* **EXERCISE TASK**
Count the lines below that contain the word "дефектовъ" and give only that number.

Collected data entries:
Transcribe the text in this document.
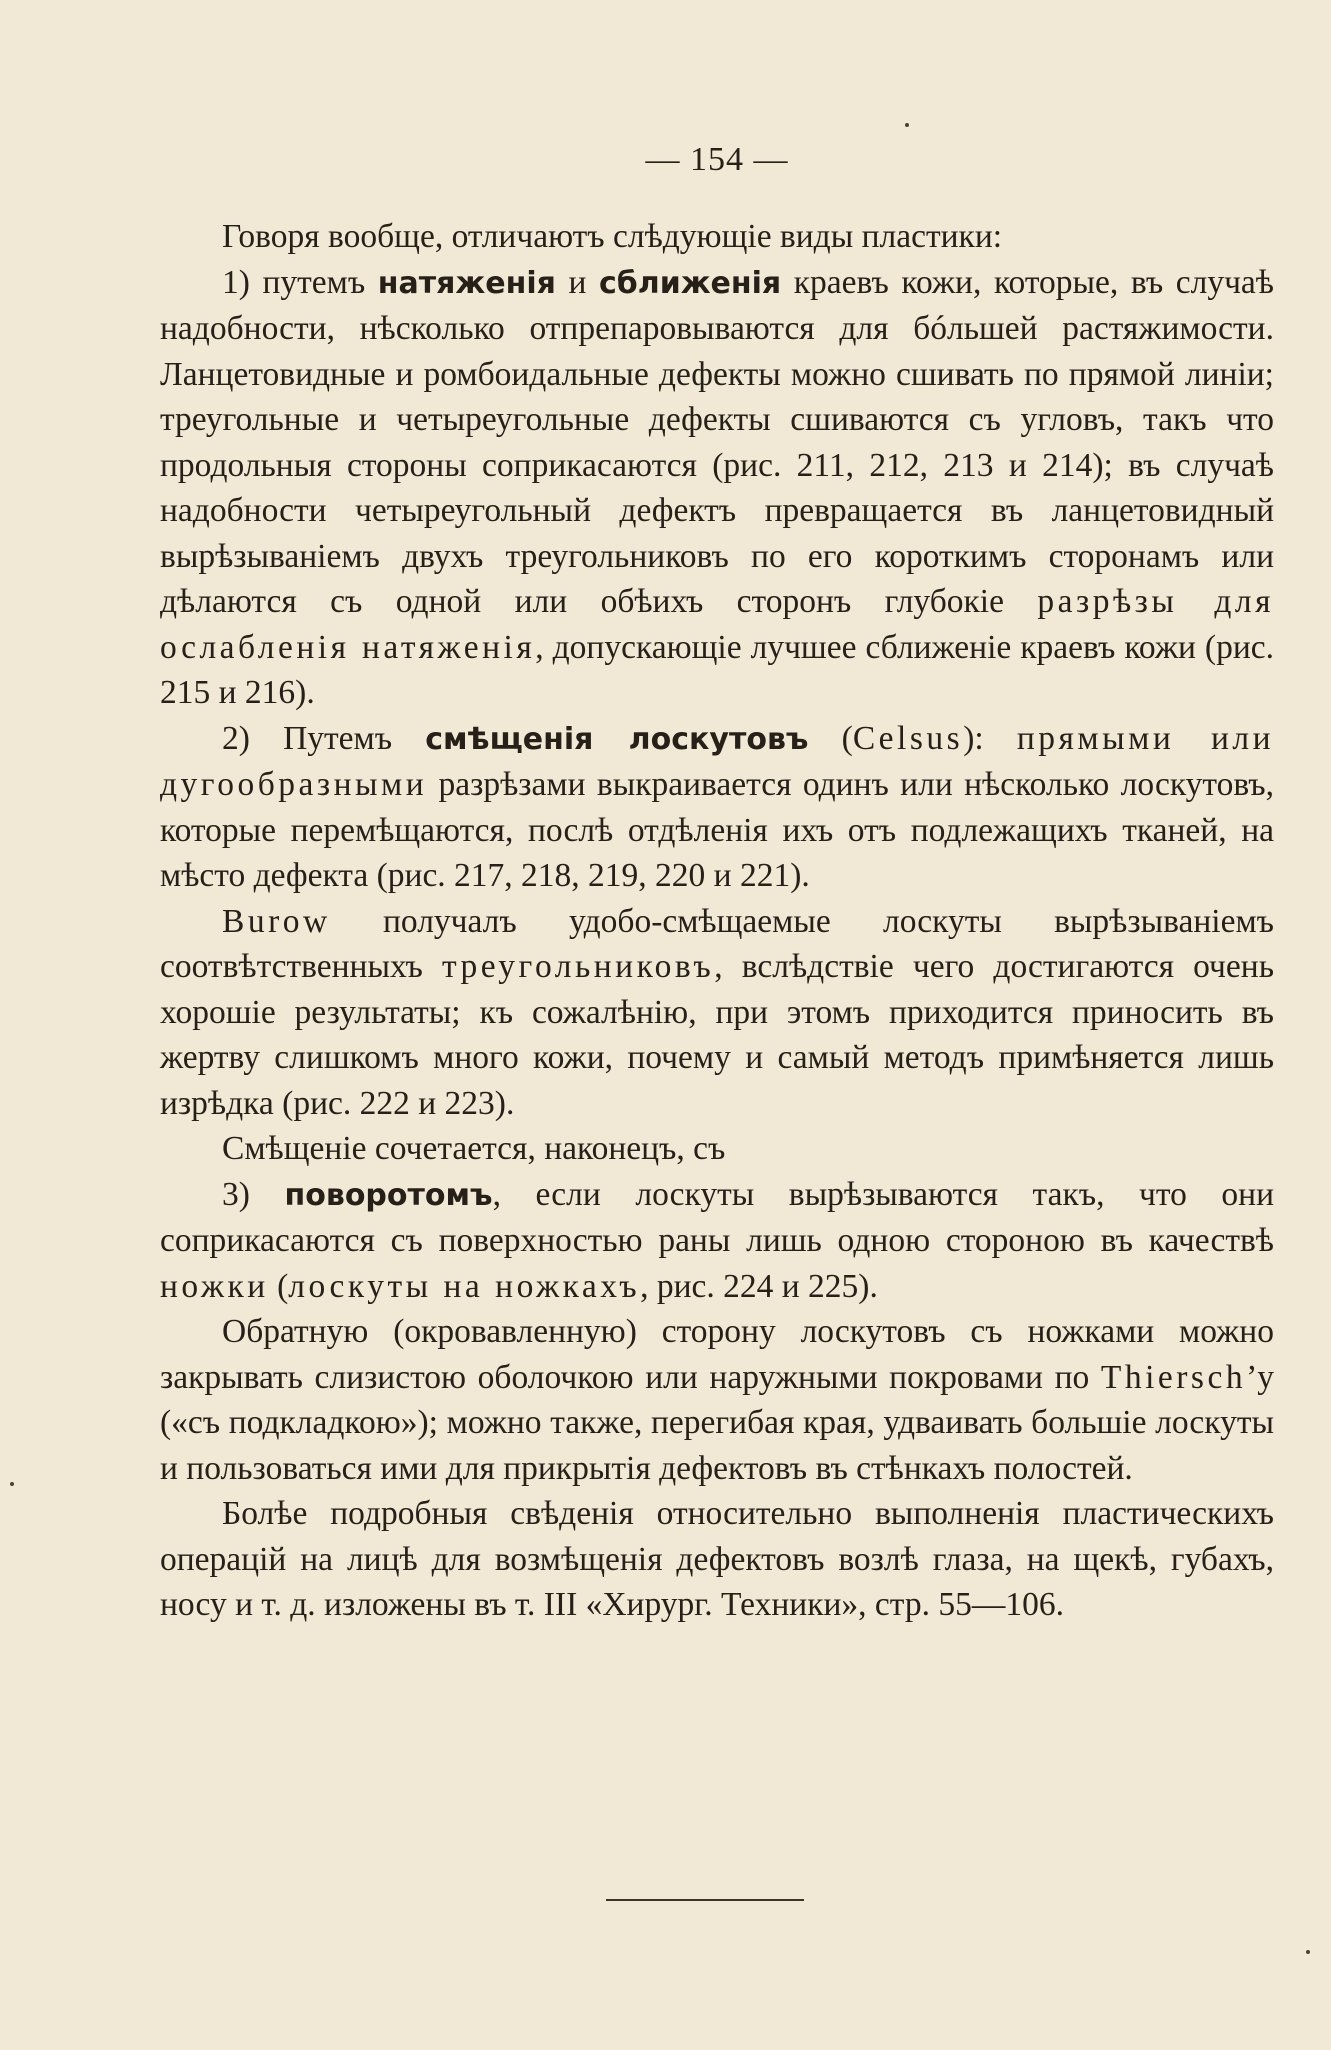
— 154 —

Говоря вообще, отличаютъ слѣдующіе виды пластики:

1) путемъ натяженія и сближенія краевъ кожи, которые, въ случаѣ надобности, нѣсколько отпрепаровываются для бóльшей растяжимости. Ланцетовидные и ромбоидальные дефекты можно сшивать по прямой линіи; треугольные и четыреугольные дефекты сшиваются съ угловъ, такъ что продольныя стороны соприкасаются (рис. 211, 212, 213 и 214); въ случаѣ надобности четыреугольный дефектъ превращается въ ланцетовидный вырѣзываніемъ двухъ треугольниковъ по его короткимъ сторонамъ или дѣлаются съ одной или обѣихъ сторонъ глубокіе разрѣзы для ослабленія натяженія, допускающіе лучшее сближеніе краевъ кожи (рис. 215 и 216).

2) Путемъ смѣщенія лоскутовъ (Celsus): прямыми или дугообразными разрѣзами выкраивается одинъ или нѣсколько лоскутовъ, которые перемѣщаются, послѣ отдѣленія ихъ отъ подлежащихъ тканей, на мѣсто дефекта (рис. 217, 218, 219, 220 и 221).

Burow получалъ удобо-смѣщаемые лоскуты вырѣзываніемъ соотвѣтственныхъ треугольниковъ, вслѣдствіе чего достигаются очень хорошіе результаты; къ сожалѣнію, при этомъ приходится приносить въ жертву слишкомъ много кожи, почему и самый методъ примѣняется лишь изрѣдка (рис. 222 и 223).

Смѣщеніе сочетается, наконецъ, съ

3) поворотомъ, если лоскуты вырѣзываются такъ, что они соприкасаются съ поверхностью раны лишь одною стороною въ качествѣ ножки (лоскуты на ножкахъ, рис. 224 и 225).

Обратную (окровавленную) сторону лоскутовъ съ ножками можно закрывать слизистою оболочкою или наружными покровами по Thiersch’у («съ подкладкою»); можно также, перегибая края, удваивать большіе лоскуты и пользоваться ими для прикрытія дефектовъ въ стѣнкахъ полостей.

Болѣе подробныя свѣденія относительно выполненія пластическихъ операцій на лицѣ для возмѣщенія дефектовъ возлѣ глаза, на щекѣ, губахъ, носу и т. д. изложены въ т. III «Хирург. Техники», стр. 55—106.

* **FULL RESPONSE**
2